+++ Exercise materials +++

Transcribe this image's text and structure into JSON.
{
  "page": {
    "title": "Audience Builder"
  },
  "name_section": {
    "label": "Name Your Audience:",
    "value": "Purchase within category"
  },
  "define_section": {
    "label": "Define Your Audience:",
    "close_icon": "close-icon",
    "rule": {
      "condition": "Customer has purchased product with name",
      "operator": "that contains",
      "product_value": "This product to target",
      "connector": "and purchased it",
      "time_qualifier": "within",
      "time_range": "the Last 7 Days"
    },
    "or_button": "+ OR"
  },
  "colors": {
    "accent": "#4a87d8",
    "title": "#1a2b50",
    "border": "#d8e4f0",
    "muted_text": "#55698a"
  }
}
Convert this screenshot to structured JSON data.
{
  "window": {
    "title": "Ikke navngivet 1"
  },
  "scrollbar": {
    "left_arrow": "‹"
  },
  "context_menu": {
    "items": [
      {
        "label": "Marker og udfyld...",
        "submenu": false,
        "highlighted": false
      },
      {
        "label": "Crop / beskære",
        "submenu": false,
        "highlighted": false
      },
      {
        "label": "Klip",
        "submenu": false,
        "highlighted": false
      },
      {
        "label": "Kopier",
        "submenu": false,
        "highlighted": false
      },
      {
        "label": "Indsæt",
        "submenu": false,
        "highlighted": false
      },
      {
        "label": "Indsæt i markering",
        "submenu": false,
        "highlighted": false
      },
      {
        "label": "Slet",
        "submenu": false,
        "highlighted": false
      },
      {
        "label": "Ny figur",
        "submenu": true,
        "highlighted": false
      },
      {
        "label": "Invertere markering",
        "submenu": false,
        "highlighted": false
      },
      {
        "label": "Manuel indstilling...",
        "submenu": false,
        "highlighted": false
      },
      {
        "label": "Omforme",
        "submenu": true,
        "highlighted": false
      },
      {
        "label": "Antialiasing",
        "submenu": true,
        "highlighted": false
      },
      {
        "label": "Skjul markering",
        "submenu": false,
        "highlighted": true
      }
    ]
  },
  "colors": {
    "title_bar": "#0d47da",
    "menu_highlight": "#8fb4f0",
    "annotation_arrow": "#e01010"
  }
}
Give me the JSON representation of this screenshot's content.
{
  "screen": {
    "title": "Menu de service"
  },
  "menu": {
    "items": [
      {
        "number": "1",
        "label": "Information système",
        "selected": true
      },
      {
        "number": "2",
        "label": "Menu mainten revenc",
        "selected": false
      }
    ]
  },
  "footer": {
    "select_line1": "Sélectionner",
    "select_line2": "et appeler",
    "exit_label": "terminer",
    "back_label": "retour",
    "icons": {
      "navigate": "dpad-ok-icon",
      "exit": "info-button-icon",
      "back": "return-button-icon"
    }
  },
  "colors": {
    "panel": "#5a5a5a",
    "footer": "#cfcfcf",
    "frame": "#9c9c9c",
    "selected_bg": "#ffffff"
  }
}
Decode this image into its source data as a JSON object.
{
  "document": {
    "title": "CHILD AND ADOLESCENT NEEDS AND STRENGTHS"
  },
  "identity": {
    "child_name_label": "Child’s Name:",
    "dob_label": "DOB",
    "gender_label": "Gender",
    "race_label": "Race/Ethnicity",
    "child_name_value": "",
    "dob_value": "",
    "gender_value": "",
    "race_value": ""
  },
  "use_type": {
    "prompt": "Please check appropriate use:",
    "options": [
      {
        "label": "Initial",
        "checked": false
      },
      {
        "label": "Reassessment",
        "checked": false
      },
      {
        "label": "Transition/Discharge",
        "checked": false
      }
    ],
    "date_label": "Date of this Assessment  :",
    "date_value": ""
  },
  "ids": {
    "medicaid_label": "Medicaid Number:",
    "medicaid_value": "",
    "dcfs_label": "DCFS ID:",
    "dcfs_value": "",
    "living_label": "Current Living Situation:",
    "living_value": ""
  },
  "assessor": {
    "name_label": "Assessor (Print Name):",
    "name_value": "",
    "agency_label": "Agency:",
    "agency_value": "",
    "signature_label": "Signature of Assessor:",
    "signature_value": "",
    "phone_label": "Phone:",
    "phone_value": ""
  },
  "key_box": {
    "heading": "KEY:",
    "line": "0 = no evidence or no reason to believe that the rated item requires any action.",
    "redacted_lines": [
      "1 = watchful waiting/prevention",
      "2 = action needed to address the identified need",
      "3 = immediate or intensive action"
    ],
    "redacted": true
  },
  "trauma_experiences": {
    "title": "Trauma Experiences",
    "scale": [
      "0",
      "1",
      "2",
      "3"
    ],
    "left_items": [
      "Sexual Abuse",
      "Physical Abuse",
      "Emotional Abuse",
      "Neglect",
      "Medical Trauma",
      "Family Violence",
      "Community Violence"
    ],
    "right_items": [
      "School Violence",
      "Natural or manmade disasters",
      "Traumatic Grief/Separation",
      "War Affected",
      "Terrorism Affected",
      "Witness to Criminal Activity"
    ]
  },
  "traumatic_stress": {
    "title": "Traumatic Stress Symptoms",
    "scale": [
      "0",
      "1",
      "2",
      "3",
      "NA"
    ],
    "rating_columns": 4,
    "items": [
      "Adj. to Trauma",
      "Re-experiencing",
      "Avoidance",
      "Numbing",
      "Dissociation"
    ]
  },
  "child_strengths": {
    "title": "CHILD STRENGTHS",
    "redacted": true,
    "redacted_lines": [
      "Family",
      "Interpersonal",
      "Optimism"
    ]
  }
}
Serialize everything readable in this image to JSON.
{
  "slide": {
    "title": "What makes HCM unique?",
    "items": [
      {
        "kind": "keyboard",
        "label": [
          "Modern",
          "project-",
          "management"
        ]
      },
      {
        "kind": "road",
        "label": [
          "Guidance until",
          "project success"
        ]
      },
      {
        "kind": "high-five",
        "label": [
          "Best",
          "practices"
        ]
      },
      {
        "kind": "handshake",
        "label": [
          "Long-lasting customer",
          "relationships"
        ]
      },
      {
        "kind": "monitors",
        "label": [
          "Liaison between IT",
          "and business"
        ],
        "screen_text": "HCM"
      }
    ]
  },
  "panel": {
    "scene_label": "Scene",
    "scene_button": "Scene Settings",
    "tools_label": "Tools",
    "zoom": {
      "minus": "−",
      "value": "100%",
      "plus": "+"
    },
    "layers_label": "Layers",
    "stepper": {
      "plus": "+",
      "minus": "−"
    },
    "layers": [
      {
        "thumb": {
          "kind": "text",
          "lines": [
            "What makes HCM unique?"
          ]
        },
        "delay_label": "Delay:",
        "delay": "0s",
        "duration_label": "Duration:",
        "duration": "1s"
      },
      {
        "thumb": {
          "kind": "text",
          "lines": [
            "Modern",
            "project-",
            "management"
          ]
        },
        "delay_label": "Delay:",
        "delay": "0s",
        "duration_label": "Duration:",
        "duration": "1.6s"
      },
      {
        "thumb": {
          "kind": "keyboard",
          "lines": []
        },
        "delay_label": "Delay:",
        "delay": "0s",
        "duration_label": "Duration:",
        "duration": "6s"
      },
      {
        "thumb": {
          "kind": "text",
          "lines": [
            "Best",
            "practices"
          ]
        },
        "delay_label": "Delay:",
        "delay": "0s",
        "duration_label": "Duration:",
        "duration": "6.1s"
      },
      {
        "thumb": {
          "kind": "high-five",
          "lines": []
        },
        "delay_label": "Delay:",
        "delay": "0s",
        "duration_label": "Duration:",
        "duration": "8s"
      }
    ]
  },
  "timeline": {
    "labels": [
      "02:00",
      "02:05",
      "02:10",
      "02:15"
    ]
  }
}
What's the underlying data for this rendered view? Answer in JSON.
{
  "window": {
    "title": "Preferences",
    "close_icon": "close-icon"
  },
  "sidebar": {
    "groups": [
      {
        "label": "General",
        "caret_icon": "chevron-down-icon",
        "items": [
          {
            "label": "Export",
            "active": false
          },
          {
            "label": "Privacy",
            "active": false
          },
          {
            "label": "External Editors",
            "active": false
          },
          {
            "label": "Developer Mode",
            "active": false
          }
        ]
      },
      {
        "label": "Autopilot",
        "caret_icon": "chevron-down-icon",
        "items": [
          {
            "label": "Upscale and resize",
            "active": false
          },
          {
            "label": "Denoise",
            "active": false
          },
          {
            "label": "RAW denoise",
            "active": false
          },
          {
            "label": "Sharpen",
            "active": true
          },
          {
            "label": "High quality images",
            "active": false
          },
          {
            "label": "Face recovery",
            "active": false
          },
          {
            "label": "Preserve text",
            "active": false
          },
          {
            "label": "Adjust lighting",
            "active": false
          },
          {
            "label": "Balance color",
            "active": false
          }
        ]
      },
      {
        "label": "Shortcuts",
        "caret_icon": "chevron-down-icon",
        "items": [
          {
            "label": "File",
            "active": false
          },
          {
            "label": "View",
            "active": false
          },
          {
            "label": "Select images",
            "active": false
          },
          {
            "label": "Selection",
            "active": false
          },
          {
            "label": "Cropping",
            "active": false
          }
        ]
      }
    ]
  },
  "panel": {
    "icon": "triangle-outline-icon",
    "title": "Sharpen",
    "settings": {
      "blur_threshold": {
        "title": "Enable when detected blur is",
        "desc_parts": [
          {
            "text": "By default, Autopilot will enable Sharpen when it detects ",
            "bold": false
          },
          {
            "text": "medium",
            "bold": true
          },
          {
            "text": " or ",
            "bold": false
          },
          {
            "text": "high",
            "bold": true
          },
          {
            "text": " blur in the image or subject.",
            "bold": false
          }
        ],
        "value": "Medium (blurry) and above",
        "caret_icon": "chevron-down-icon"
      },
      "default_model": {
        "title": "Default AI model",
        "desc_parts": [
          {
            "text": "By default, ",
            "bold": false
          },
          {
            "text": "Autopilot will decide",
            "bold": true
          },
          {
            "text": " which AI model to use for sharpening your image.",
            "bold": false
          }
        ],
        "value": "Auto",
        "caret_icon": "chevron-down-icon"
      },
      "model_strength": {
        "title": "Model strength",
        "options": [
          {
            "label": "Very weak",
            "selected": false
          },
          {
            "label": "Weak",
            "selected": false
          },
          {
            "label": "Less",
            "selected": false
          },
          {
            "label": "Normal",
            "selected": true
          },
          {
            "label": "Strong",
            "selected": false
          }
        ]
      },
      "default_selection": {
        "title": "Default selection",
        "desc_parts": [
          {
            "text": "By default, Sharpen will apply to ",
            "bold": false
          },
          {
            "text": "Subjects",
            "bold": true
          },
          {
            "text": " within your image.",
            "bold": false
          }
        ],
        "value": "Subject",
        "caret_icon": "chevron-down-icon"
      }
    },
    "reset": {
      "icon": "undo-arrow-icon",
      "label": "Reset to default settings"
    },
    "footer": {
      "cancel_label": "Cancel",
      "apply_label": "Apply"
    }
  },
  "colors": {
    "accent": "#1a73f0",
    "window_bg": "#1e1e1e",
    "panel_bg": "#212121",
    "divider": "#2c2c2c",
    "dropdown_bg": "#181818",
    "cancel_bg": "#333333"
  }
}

+++

== Task details ==
Find the word "What" in the records and pull out each line that has it.

== Response to this exercise ==
    "title": "What makes HCM unique?",
            "What makes HCM unique?"
What's the underlying data for this rendered view? Answer in JSON.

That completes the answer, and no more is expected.